Stated goal: Tell how many lines carry the word "color"; the reply is the number and nothing else.

The records:
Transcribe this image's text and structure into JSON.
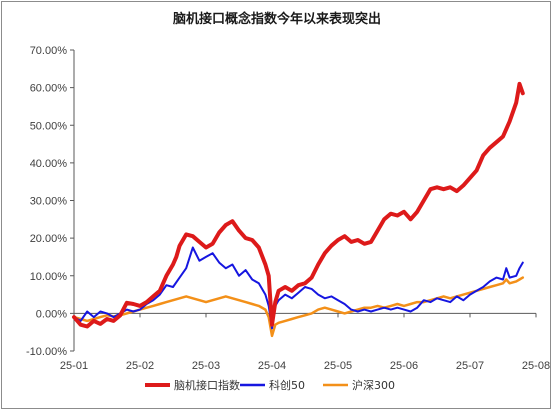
{
  "chart_data": {
    "type": "line",
    "title": "脑机接口概念指数今年以来表现突出",
    "xlabel": "",
    "ylabel": "",
    "ylim": [
      -10,
      70
    ],
    "yticks": [
      "-10.00%",
      "0.00%",
      "10.00%",
      "20.00%",
      "30.00%",
      "40.00%",
      "50.00%",
      "60.00%",
      "70.00%"
    ],
    "xticks": [
      "25-01",
      "25-02",
      "25-03",
      "25-04",
      "25-05",
      "25-06",
      "25-07",
      "25-08"
    ],
    "grid": false,
    "legend_position": "bottom",
    "series": [
      {
        "name": "脑机接口指数",
        "color": "#dd1a1a",
        "points": [
          [
            0.0,
            -1.0
          ],
          [
            0.1,
            -3.0
          ],
          [
            0.2,
            -3.5
          ],
          [
            0.3,
            -2.0
          ],
          [
            0.4,
            -2.8
          ],
          [
            0.5,
            -1.5
          ],
          [
            0.6,
            -2.0
          ],
          [
            0.7,
            -0.5
          ],
          [
            0.8,
            2.8
          ],
          [
            0.9,
            2.5
          ],
          [
            1.0,
            2.0
          ],
          [
            1.1,
            3.0
          ],
          [
            1.2,
            4.5
          ],
          [
            1.3,
            6.0
          ],
          [
            1.4,
            10.0
          ],
          [
            1.5,
            13.0
          ],
          [
            1.55,
            15.0
          ],
          [
            1.6,
            18.0
          ],
          [
            1.7,
            21.0
          ],
          [
            1.8,
            20.5
          ],
          [
            1.9,
            19.0
          ],
          [
            2.0,
            17.5
          ],
          [
            2.1,
            18.5
          ],
          [
            2.2,
            21.5
          ],
          [
            2.3,
            23.5
          ],
          [
            2.4,
            24.5
          ],
          [
            2.5,
            22.0
          ],
          [
            2.6,
            20.0
          ],
          [
            2.7,
            19.5
          ],
          [
            2.8,
            17.5
          ],
          [
            2.9,
            13.0
          ],
          [
            2.95,
            10.0
          ],
          [
            3.0,
            -3.0
          ],
          [
            3.05,
            3.0
          ],
          [
            3.1,
            6.0
          ],
          [
            3.2,
            7.0
          ],
          [
            3.3,
            6.0
          ],
          [
            3.4,
            7.5
          ],
          [
            3.5,
            8.0
          ],
          [
            3.6,
            9.5
          ],
          [
            3.7,
            13.0
          ],
          [
            3.8,
            16.0
          ],
          [
            3.9,
            18.0
          ],
          [
            4.0,
            19.5
          ],
          [
            4.1,
            20.5
          ],
          [
            4.2,
            19.0
          ],
          [
            4.3,
            19.5
          ],
          [
            4.4,
            18.5
          ],
          [
            4.5,
            19.0
          ],
          [
            4.6,
            22.0
          ],
          [
            4.7,
            25.0
          ],
          [
            4.8,
            26.5
          ],
          [
            4.9,
            26.0
          ],
          [
            5.0,
            27.0
          ],
          [
            5.1,
            25.0
          ],
          [
            5.2,
            27.0
          ],
          [
            5.3,
            30.0
          ],
          [
            5.4,
            33.0
          ],
          [
            5.5,
            33.5
          ],
          [
            5.6,
            33.0
          ],
          [
            5.7,
            33.5
          ],
          [
            5.8,
            32.5
          ],
          [
            5.9,
            34.0
          ],
          [
            6.0,
            36.0
          ],
          [
            6.1,
            38.0
          ],
          [
            6.2,
            42.0
          ],
          [
            6.3,
            44.0
          ],
          [
            6.4,
            45.5
          ],
          [
            6.5,
            47.0
          ],
          [
            6.6,
            51.0
          ],
          [
            6.7,
            56.0
          ],
          [
            6.75,
            61.0
          ],
          [
            6.8,
            58.5
          ]
        ]
      },
      {
        "name": "科创50",
        "color": "#1616e0",
        "points": [
          [
            0.0,
            -1.0
          ],
          [
            0.1,
            -2.0
          ],
          [
            0.2,
            0.5
          ],
          [
            0.3,
            -1.0
          ],
          [
            0.4,
            0.5
          ],
          [
            0.5,
            0.0
          ],
          [
            0.6,
            -1.0
          ],
          [
            0.7,
            0.0
          ],
          [
            0.8,
            1.0
          ],
          [
            0.9,
            0.5
          ],
          [
            1.0,
            1.0
          ],
          [
            1.1,
            2.5
          ],
          [
            1.2,
            3.5
          ],
          [
            1.3,
            5.0
          ],
          [
            1.4,
            7.5
          ],
          [
            1.5,
            7.0
          ],
          [
            1.6,
            9.5
          ],
          [
            1.7,
            12.0
          ],
          [
            1.8,
            17.5
          ],
          [
            1.9,
            14.0
          ],
          [
            2.0,
            15.0
          ],
          [
            2.1,
            16.0
          ],
          [
            2.2,
            13.5
          ],
          [
            2.3,
            12.0
          ],
          [
            2.4,
            13.0
          ],
          [
            2.5,
            10.0
          ],
          [
            2.6,
            11.5
          ],
          [
            2.7,
            9.0
          ],
          [
            2.8,
            8.0
          ],
          [
            2.9,
            5.0
          ],
          [
            2.95,
            2.0
          ],
          [
            3.0,
            -4.0
          ],
          [
            3.05,
            2.0
          ],
          [
            3.1,
            3.5
          ],
          [
            3.2,
            5.0
          ],
          [
            3.3,
            4.0
          ],
          [
            3.4,
            5.5
          ],
          [
            3.5,
            7.0
          ],
          [
            3.6,
            6.5
          ],
          [
            3.7,
            5.0
          ],
          [
            3.8,
            4.0
          ],
          [
            3.9,
            4.5
          ],
          [
            4.0,
            3.5
          ],
          [
            4.1,
            2.5
          ],
          [
            4.2,
            1.0
          ],
          [
            4.3,
            0.5
          ],
          [
            4.4,
            1.0
          ],
          [
            4.5,
            0.5
          ],
          [
            4.6,
            1.0
          ],
          [
            4.7,
            1.5
          ],
          [
            4.8,
            1.0
          ],
          [
            4.9,
            1.5
          ],
          [
            5.0,
            1.0
          ],
          [
            5.1,
            0.5
          ],
          [
            5.2,
            1.5
          ],
          [
            5.3,
            3.5
          ],
          [
            5.4,
            3.0
          ],
          [
            5.5,
            4.0
          ],
          [
            5.6,
            3.5
          ],
          [
            5.7,
            3.0
          ],
          [
            5.8,
            4.5
          ],
          [
            5.9,
            3.5
          ],
          [
            6.0,
            5.0
          ],
          [
            6.1,
            6.0
          ],
          [
            6.2,
            7.0
          ],
          [
            6.3,
            8.5
          ],
          [
            6.4,
            9.5
          ],
          [
            6.5,
            9.0
          ],
          [
            6.55,
            12.0
          ],
          [
            6.6,
            9.5
          ],
          [
            6.7,
            10.0
          ],
          [
            6.75,
            12.0
          ],
          [
            6.8,
            13.5
          ]
        ]
      },
      {
        "name": "沪深300",
        "color": "#f39019",
        "points": [
          [
            0.0,
            -1.0
          ],
          [
            0.1,
            -1.5
          ],
          [
            0.2,
            -2.0
          ],
          [
            0.3,
            -1.5
          ],
          [
            0.4,
            -1.0
          ],
          [
            0.5,
            -0.5
          ],
          [
            0.6,
            -0.8
          ],
          [
            0.7,
            -0.5
          ],
          [
            0.8,
            0.0
          ],
          [
            0.9,
            0.5
          ],
          [
            1.0,
            1.0
          ],
          [
            1.1,
            1.5
          ],
          [
            1.2,
            2.0
          ],
          [
            1.3,
            2.5
          ],
          [
            1.4,
            3.0
          ],
          [
            1.5,
            3.5
          ],
          [
            1.6,
            4.0
          ],
          [
            1.7,
            4.5
          ],
          [
            1.8,
            4.0
          ],
          [
            1.9,
            3.5
          ],
          [
            2.0,
            3.0
          ],
          [
            2.1,
            3.5
          ],
          [
            2.2,
            4.0
          ],
          [
            2.3,
            4.5
          ],
          [
            2.4,
            4.0
          ],
          [
            2.5,
            3.5
          ],
          [
            2.6,
            3.0
          ],
          [
            2.7,
            2.5
          ],
          [
            2.8,
            2.0
          ],
          [
            2.9,
            1.0
          ],
          [
            2.95,
            -1.0
          ],
          [
            3.0,
            -6.0
          ],
          [
            3.05,
            -3.0
          ],
          [
            3.1,
            -2.5
          ],
          [
            3.2,
            -2.0
          ],
          [
            3.3,
            -1.5
          ],
          [
            3.4,
            -1.0
          ],
          [
            3.5,
            -0.5
          ],
          [
            3.6,
            0.0
          ],
          [
            3.7,
            1.0
          ],
          [
            3.8,
            1.5
          ],
          [
            3.9,
            1.0
          ],
          [
            4.0,
            0.5
          ],
          [
            4.1,
            0.0
          ],
          [
            4.2,
            0.5
          ],
          [
            4.3,
            1.0
          ],
          [
            4.4,
            1.5
          ],
          [
            4.5,
            1.5
          ],
          [
            4.6,
            2.0
          ],
          [
            4.7,
            1.5
          ],
          [
            4.8,
            2.0
          ],
          [
            4.9,
            2.5
          ],
          [
            5.0,
            2.0
          ],
          [
            5.1,
            2.5
          ],
          [
            5.2,
            3.0
          ],
          [
            5.3,
            3.0
          ],
          [
            5.4,
            3.5
          ],
          [
            5.5,
            4.0
          ],
          [
            5.6,
            4.5
          ],
          [
            5.7,
            4.0
          ],
          [
            5.8,
            4.5
          ],
          [
            5.9,
            5.0
          ],
          [
            6.0,
            5.5
          ],
          [
            6.1,
            6.0
          ],
          [
            6.2,
            6.5
          ],
          [
            6.3,
            7.0
          ],
          [
            6.4,
            7.5
          ],
          [
            6.5,
            8.0
          ],
          [
            6.55,
            9.0
          ],
          [
            6.6,
            8.0
          ],
          [
            6.7,
            8.5
          ],
          [
            6.75,
            9.0
          ],
          [
            6.8,
            9.5
          ]
        ]
      }
    ]
  }
}
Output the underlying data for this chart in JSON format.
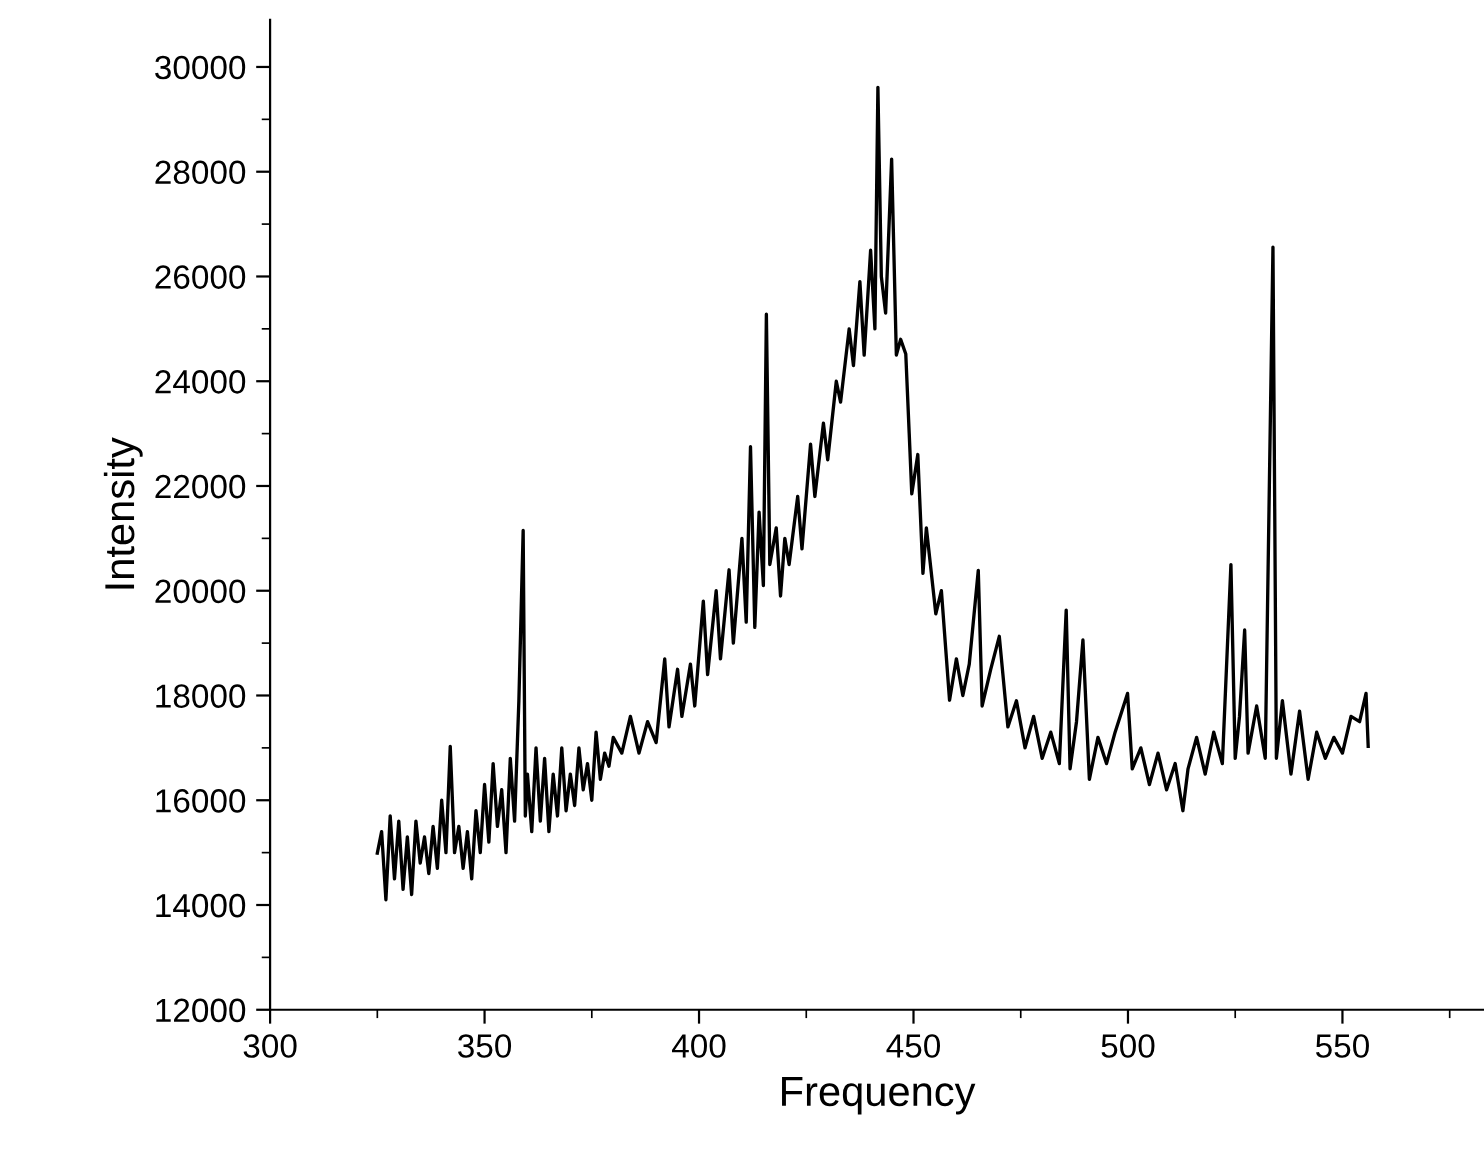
{
  "chart_data": {
    "type": "line",
    "xlabel": "Frequency",
    "ylabel": "Intensity",
    "xlim": [
      300,
      583
    ],
    "xticks": [
      300,
      350,
      400,
      450,
      500,
      550
    ],
    "ylim": [
      12000,
      30900
    ],
    "yticks": [
      12000,
      14000,
      16000,
      18000,
      20000,
      22000,
      24000,
      26000,
      28000,
      30000
    ],
    "grid": false,
    "legend": false,
    "marker": "none",
    "line_style": "solid",
    "series": [
      {
        "color": "#000000",
        "x": [
          325,
          326,
          327,
          328,
          329,
          330,
          331,
          332,
          333,
          334,
          335,
          336,
          337,
          338,
          339,
          340,
          341,
          342,
          343,
          344,
          345,
          346,
          347,
          348,
          349,
          350,
          351,
          352,
          353,
          354,
          355,
          356,
          357,
          358,
          359,
          359.5,
          360,
          361,
          362,
          363,
          364,
          365,
          366,
          367,
          368,
          369,
          370,
          371,
          372,
          373,
          374,
          375,
          376,
          377,
          378,
          379,
          380,
          382,
          384,
          386,
          388,
          390,
          392,
          393,
          395,
          396,
          398,
          399,
          401,
          402,
          404,
          405,
          407,
          408,
          410,
          411,
          412,
          413,
          414,
          415,
          415.7,
          416.5,
          418,
          419,
          420,
          421,
          423,
          424,
          426,
          427,
          429,
          430,
          432,
          433,
          435,
          436,
          437.5,
          438.5,
          440,
          441,
          441.7,
          442.5,
          443.5,
          444.9,
          446,
          447,
          448.2,
          449,
          449.6,
          451,
          452.2,
          453,
          455.2,
          456.5,
          458.4,
          460,
          461.5,
          463,
          465.1,
          466,
          468,
          470,
          472,
          474,
          476,
          478,
          480,
          482,
          484,
          485.6,
          486.5,
          488,
          489.5,
          491,
          493,
          495,
          497,
          499.9,
          501,
          503,
          505,
          507,
          509,
          511,
          512.8,
          514,
          516,
          518,
          520,
          522,
          524,
          525,
          526,
          527.2,
          528,
          530,
          532,
          533.8,
          534.6,
          536,
          538,
          540,
          542,
          544,
          546,
          548,
          550,
          552,
          554,
          555.5,
          556
        ],
        "values": [
          14990,
          15400,
          14100,
          15700,
          14500,
          15600,
          14300,
          15300,
          14200,
          15600,
          14800,
          15300,
          14600,
          15500,
          14700,
          16000,
          15000,
          17030,
          15000,
          15500,
          14700,
          15400,
          14500,
          15800,
          15000,
          16300,
          15200,
          16700,
          15500,
          16200,
          15000,
          16800,
          15600,
          17900,
          21150,
          15700,
          16500,
          15400,
          17000,
          15600,
          16800,
          15400,
          16500,
          15700,
          17000,
          15800,
          16500,
          15900,
          17000,
          16200,
          16700,
          16000,
          17300,
          16400,
          16900,
          16650,
          17200,
          16900,
          17600,
          16900,
          17500,
          17100,
          18700,
          17400,
          18500,
          17600,
          18600,
          17800,
          19800,
          18400,
          20000,
          18700,
          20400,
          19000,
          21000,
          19400,
          22750,
          19300,
          21500,
          20100,
          25280,
          20500,
          21200,
          19900,
          21000,
          20500,
          21800,
          20800,
          22800,
          21800,
          23200,
          22500,
          24000,
          23600,
          25000,
          24300,
          25900,
          24500,
          26500,
          25000,
          29610,
          26000,
          25300,
          28240,
          24500,
          24800,
          24520,
          23000,
          21850,
          22600,
          20330,
          21200,
          19560,
          20000,
          17910,
          18700,
          18000,
          18600,
          20390,
          17800,
          18500,
          19130,
          17400,
          17900,
          17000,
          17600,
          16800,
          17300,
          16700,
          19630,
          16600,
          17500,
          19060,
          16400,
          17200,
          16700,
          17300,
          18040,
          16600,
          17000,
          16300,
          16900,
          16200,
          16700,
          15800,
          16600,
          17200,
          16500,
          17300,
          16700,
          20500,
          16800,
          17600,
          19250,
          16900,
          17800,
          16800,
          26560,
          16800,
          17900,
          16500,
          17700,
          16400,
          17300,
          16800,
          17200,
          16900,
          17600,
          17500,
          18040,
          17030
        ]
      }
    ]
  }
}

Expected output: 4